Extracts from a graphics dataset:
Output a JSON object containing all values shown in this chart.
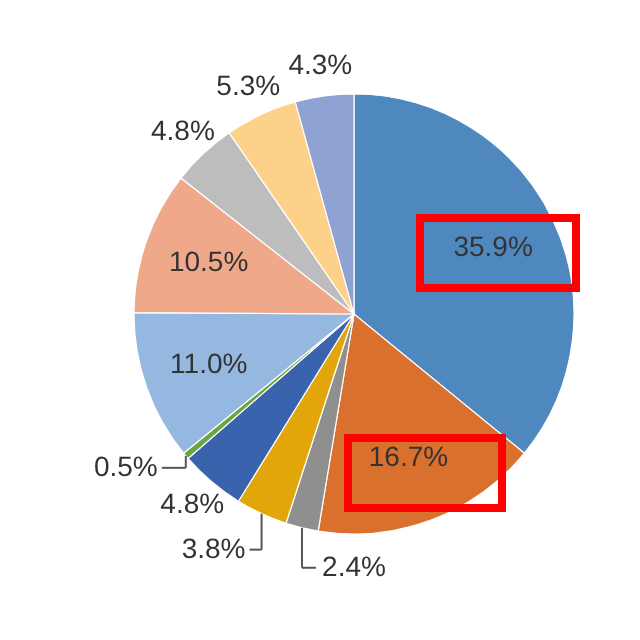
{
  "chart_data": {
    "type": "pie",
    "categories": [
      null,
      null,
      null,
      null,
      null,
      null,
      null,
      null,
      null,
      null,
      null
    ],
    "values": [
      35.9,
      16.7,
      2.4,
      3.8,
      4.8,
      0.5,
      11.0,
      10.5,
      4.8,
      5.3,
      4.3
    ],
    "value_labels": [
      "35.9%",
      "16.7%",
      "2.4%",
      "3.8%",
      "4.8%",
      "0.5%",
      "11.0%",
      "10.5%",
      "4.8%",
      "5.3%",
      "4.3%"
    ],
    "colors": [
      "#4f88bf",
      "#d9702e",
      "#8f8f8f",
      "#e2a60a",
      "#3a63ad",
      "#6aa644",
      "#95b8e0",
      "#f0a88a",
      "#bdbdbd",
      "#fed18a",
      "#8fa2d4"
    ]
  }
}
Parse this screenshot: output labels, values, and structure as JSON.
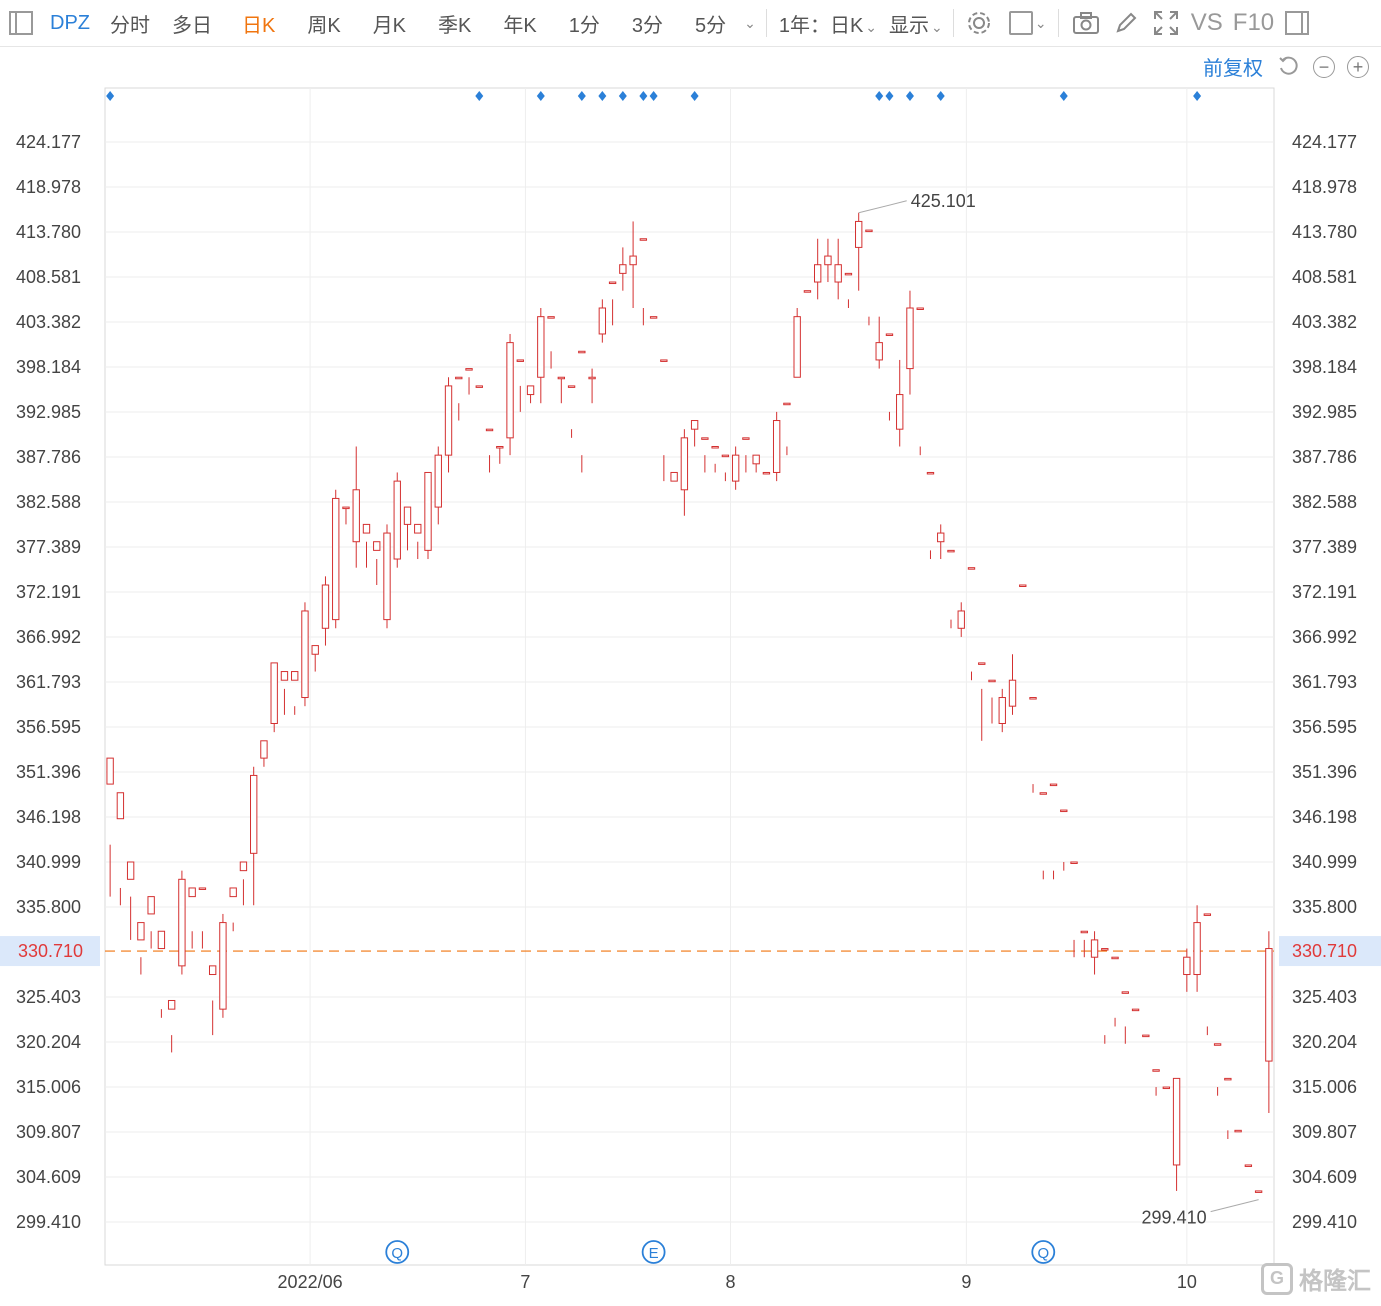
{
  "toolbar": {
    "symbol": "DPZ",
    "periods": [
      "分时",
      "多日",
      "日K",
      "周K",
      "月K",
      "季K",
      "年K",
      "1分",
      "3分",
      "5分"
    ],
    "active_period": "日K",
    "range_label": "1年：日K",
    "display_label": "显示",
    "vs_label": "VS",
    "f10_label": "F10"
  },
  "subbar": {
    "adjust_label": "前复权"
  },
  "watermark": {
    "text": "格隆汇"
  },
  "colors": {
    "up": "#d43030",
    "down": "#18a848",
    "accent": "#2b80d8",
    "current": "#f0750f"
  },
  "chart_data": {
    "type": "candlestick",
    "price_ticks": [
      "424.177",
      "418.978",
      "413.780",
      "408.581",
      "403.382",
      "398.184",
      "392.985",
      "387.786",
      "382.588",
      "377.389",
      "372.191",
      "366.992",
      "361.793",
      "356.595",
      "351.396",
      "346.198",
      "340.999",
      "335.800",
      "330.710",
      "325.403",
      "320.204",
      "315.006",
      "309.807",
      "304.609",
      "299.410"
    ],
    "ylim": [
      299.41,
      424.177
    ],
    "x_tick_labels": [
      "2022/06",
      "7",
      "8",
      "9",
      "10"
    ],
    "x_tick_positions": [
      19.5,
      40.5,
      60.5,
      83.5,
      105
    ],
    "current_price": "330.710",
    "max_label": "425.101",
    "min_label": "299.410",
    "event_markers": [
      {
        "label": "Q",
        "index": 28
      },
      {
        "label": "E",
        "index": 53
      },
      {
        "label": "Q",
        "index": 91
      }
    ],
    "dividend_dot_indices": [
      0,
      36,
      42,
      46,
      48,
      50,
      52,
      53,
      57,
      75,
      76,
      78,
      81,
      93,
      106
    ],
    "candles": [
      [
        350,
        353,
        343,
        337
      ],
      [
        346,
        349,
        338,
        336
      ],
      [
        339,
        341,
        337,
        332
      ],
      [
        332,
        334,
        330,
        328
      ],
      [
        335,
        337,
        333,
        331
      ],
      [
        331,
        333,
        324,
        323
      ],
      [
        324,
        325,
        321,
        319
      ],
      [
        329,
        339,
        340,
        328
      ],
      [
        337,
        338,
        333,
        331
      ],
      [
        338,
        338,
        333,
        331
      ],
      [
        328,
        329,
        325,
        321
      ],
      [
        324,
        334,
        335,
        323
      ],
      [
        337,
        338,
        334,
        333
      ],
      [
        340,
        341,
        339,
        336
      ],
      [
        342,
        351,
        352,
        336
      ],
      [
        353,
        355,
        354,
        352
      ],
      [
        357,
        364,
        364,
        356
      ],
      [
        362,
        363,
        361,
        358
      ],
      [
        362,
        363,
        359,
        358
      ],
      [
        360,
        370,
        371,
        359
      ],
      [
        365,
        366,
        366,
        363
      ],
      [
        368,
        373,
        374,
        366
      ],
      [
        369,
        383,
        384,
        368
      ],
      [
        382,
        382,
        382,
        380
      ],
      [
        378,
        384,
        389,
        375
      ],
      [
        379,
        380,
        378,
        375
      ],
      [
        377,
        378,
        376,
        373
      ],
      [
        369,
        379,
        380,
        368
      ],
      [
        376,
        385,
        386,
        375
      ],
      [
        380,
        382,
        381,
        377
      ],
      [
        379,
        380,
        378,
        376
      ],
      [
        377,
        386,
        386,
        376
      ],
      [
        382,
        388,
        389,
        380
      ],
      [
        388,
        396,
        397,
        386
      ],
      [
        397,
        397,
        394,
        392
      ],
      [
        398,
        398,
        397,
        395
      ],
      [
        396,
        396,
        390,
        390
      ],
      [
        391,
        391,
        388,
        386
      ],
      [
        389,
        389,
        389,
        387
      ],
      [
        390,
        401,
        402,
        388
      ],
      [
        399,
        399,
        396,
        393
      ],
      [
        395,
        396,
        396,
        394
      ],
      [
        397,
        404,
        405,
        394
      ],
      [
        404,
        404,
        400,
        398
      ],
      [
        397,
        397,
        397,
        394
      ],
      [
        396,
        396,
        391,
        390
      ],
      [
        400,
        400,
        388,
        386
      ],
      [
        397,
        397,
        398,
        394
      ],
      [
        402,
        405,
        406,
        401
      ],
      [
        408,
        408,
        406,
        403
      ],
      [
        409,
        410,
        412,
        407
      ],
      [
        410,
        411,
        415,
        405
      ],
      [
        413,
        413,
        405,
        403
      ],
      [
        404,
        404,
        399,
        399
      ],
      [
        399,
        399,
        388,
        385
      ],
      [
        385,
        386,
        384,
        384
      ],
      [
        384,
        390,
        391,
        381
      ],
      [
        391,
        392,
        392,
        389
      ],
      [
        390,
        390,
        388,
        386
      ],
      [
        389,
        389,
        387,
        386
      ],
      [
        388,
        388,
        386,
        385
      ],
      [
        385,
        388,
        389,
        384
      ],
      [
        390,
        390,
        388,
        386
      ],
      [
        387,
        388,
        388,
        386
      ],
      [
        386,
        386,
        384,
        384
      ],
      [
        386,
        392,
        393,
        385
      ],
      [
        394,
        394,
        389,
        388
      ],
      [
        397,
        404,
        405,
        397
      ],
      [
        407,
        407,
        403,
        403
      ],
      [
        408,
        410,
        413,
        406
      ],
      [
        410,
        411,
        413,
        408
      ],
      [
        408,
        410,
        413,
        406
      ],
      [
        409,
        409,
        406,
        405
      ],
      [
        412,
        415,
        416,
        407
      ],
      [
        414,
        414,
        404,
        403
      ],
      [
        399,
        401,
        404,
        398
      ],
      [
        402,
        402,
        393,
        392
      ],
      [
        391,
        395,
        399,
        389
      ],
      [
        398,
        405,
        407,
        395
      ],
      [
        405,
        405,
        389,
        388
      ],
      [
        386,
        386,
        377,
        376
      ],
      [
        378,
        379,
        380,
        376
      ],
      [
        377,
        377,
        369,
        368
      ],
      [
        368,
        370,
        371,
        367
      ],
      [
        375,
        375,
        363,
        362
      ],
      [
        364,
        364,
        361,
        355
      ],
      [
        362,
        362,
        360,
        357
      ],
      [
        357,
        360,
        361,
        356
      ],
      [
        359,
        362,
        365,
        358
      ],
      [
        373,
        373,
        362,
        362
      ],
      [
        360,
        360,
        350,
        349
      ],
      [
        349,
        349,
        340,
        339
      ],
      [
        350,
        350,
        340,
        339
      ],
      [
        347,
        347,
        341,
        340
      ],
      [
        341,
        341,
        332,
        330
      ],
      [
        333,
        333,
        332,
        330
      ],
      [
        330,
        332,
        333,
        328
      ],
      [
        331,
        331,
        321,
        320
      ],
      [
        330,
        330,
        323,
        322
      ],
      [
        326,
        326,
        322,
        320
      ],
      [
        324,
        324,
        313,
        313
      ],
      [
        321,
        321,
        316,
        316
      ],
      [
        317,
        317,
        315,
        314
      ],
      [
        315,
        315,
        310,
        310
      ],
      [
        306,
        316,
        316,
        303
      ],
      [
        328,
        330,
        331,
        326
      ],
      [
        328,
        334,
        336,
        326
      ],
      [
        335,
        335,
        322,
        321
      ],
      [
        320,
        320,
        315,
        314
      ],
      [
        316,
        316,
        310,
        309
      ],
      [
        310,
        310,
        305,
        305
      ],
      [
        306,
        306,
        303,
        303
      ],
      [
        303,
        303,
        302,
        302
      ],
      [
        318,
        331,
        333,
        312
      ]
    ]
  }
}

*Task brief*:
Scan the entries above for the word "values" and collect each line holding it.

*Result of the task*:
Output a JSON object containing all values shown in this chart.
    "values": [
Parse this screenshot: output labels, values, and structure as JSON.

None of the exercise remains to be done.